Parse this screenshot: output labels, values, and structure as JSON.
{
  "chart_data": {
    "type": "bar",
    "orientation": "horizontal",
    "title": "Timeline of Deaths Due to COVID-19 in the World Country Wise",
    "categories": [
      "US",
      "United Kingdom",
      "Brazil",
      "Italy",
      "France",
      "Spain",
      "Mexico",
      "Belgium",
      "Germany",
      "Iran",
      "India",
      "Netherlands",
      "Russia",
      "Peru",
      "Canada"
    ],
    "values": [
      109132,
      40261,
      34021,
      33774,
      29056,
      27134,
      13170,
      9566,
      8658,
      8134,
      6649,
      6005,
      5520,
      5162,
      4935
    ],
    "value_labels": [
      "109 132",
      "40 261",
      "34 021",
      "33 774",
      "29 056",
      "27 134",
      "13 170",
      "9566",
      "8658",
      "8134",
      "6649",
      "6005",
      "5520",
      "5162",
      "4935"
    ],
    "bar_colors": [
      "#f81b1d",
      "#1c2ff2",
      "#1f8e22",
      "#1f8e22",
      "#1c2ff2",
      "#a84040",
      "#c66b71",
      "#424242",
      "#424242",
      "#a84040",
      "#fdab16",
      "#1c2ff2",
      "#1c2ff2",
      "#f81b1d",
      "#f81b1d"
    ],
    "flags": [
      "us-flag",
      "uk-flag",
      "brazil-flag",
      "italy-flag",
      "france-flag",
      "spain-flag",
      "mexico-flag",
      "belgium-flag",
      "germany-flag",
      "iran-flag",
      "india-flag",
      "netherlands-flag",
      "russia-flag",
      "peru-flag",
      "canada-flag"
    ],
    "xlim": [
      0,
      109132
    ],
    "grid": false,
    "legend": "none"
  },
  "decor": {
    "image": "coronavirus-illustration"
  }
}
▬▬▬
_Task statement_
Output every record without changing any wording.

_Completed task_
Parse this screenshot: output labels, values, and structure as JSON.
{
  "chart_data": {
    "type": "bar",
    "orientation": "horizontal",
    "title": "Timeline of Deaths Due to COVID-19 in the World Country Wise",
    "categories": [
      "US",
      "United Kingdom",
      "Brazil",
      "Italy",
      "France",
      "Spain",
      "Mexico",
      "Belgium",
      "Germany",
      "Iran",
      "India",
      "Netherlands",
      "Russia",
      "Peru",
      "Canada"
    ],
    "values": [
      109132,
      40261,
      34021,
      33774,
      29056,
      27134,
      13170,
      9566,
      8658,
      8134,
      6649,
      6005,
      5520,
      5162,
      4935
    ],
    "value_labels": [
      "109 132",
      "40 261",
      "34 021",
      "33 774",
      "29 056",
      "27 134",
      "13 170",
      "9566",
      "8658",
      "8134",
      "6649",
      "6005",
      "5520",
      "5162",
      "4935"
    ],
    "bar_colors": [
      "#f81b1d",
      "#1c2ff2",
      "#1f8e22",
      "#1f8e22",
      "#1c2ff2",
      "#a84040",
      "#c66b71",
      "#424242",
      "#424242",
      "#a84040",
      "#fdab16",
      "#1c2ff2",
      "#1c2ff2",
      "#f81b1d",
      "#f81b1d"
    ],
    "flags": [
      "us-flag",
      "uk-flag",
      "brazil-flag",
      "italy-flag",
      "france-flag",
      "spain-flag",
      "mexico-flag",
      "belgium-flag",
      "germany-flag",
      "iran-flag",
      "india-flag",
      "netherlands-flag",
      "russia-flag",
      "peru-flag",
      "canada-flag"
    ],
    "xlim": [
      0,
      109132
    ],
    "grid": false,
    "legend": "none"
  },
  "decor": {
    "image": "coronavirus-illustration"
  }
}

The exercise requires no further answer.